## Aim
Repeat the listing in full, exactly as it stands.

## Given entries
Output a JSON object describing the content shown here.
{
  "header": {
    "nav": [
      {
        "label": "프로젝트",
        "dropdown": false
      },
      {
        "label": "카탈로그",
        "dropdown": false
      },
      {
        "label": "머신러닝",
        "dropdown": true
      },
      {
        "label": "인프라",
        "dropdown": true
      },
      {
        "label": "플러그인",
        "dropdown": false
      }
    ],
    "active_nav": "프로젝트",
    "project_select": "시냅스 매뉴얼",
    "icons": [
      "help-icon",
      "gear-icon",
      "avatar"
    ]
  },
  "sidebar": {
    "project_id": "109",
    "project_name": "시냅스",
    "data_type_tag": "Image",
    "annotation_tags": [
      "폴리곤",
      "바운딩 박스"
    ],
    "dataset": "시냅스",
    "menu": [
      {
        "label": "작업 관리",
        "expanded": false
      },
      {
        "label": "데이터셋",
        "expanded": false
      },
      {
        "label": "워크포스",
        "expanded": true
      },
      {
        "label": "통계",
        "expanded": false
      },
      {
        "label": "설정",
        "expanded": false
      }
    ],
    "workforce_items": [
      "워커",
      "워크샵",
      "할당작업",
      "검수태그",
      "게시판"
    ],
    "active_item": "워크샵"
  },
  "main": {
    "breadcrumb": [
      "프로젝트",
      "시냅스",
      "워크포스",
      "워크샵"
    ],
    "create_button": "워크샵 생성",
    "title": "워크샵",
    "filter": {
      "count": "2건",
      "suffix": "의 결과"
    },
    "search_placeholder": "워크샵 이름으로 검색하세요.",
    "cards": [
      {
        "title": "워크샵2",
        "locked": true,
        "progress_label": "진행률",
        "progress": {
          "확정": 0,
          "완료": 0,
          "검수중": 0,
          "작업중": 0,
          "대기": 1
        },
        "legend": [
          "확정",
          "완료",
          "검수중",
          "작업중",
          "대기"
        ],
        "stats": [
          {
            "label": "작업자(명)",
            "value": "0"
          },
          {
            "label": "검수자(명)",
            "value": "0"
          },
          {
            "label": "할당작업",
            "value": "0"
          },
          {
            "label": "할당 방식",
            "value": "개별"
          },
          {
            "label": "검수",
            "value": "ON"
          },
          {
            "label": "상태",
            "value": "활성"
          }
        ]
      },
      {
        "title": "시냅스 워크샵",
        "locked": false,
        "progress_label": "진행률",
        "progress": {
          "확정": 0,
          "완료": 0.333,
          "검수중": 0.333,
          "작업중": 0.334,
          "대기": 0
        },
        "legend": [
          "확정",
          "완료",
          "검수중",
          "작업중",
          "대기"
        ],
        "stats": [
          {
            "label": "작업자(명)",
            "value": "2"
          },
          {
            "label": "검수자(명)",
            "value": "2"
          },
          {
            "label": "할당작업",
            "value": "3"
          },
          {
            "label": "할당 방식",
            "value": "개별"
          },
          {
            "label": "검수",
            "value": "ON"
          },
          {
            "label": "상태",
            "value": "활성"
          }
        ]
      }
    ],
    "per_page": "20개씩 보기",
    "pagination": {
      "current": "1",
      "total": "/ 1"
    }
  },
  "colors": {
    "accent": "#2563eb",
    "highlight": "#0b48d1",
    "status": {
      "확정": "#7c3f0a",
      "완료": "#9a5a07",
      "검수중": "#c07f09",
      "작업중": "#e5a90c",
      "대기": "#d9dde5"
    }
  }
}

## In response
Output a JSON object describing the content shown here.
{
  "header": {
    "nav": [
      {
        "label": "프로젝트",
        "dropdown": false
      },
      {
        "label": "카탈로그",
        "dropdown": false
      },
      {
        "label": "머신러닝",
        "dropdown": true
      },
      {
        "label": "인프라",
        "dropdown": true
      },
      {
        "label": "플러그인",
        "dropdown": false
      }
    ],
    "active_nav": "프로젝트",
    "project_select": "시냅스 매뉴얼",
    "icons": [
      "help-icon",
      "gear-icon",
      "avatar"
    ]
  },
  "sidebar": {
    "project_id": "109",
    "project_name": "시냅스",
    "data_type_tag": "Image",
    "annotation_tags": [
      "폴리곤",
      "바운딩 박스"
    ],
    "dataset": "시냅스",
    "menu": [
      {
        "label": "작업 관리",
        "expanded": false
      },
      {
        "label": "데이터셋",
        "expanded": false
      },
      {
        "label": "워크포스",
        "expanded": true
      },
      {
        "label": "통계",
        "expanded": false
      },
      {
        "label": "설정",
        "expanded": false
      }
    ],
    "workforce_items": [
      "워커",
      "워크샵",
      "할당작업",
      "검수태그",
      "게시판"
    ],
    "active_item": "워크샵"
  },
  "main": {
    "breadcrumb": [
      "프로젝트",
      "시냅스",
      "워크포스",
      "워크샵"
    ],
    "create_button": "워크샵 생성",
    "title": "워크샵",
    "filter": {
      "count": "2건",
      "suffix": "의 결과"
    },
    "search_placeholder": "워크샵 이름으로 검색하세요.",
    "cards": [
      {
        "title": "워크샵2",
        "locked": true,
        "progress_label": "진행률",
        "progress": {
          "확정": 0,
          "완료": 0,
          "검수중": 0,
          "작업중": 0,
          "대기": 1
        },
        "legend": [
          "확정",
          "완료",
          "검수중",
          "작업중",
          "대기"
        ],
        "stats": [
          {
            "label": "작업자(명)",
            "value": "0"
          },
          {
            "label": "검수자(명)",
            "value": "0"
          },
          {
            "label": "할당작업",
            "value": "0"
          },
          {
            "label": "할당 방식",
            "value": "개별"
          },
          {
            "label": "검수",
            "value": "ON"
          },
          {
            "label": "상태",
            "value": "활성"
          }
        ]
      },
      {
        "title": "시냅스 워크샵",
        "locked": false,
        "progress_label": "진행률",
        "progress": {
          "확정": 0,
          "완료": 0.333,
          "검수중": 0.333,
          "작업중": 0.334,
          "대기": 0
        },
        "legend": [
          "확정",
          "완료",
          "검수중",
          "작업중",
          "대기"
        ],
        "stats": [
          {
            "label": "작업자(명)",
            "value": "2"
          },
          {
            "label": "검수자(명)",
            "value": "2"
          },
          {
            "label": "할당작업",
            "value": "3"
          },
          {
            "label": "할당 방식",
            "value": "개별"
          },
          {
            "label": "검수",
            "value": "ON"
          },
          {
            "label": "상태",
            "value": "활성"
          }
        ]
      }
    ],
    "per_page": "20개씩 보기",
    "pagination": {
      "current": "1",
      "total": "/ 1"
    }
  },
  "colors": {
    "accent": "#2563eb",
    "highlight": "#0b48d1",
    "status": {
      "확정": "#7c3f0a",
      "완료": "#9a5a07",
      "검수중": "#c07f09",
      "작업중": "#e5a90c",
      "대기": "#d9dde5"
    }
  }
}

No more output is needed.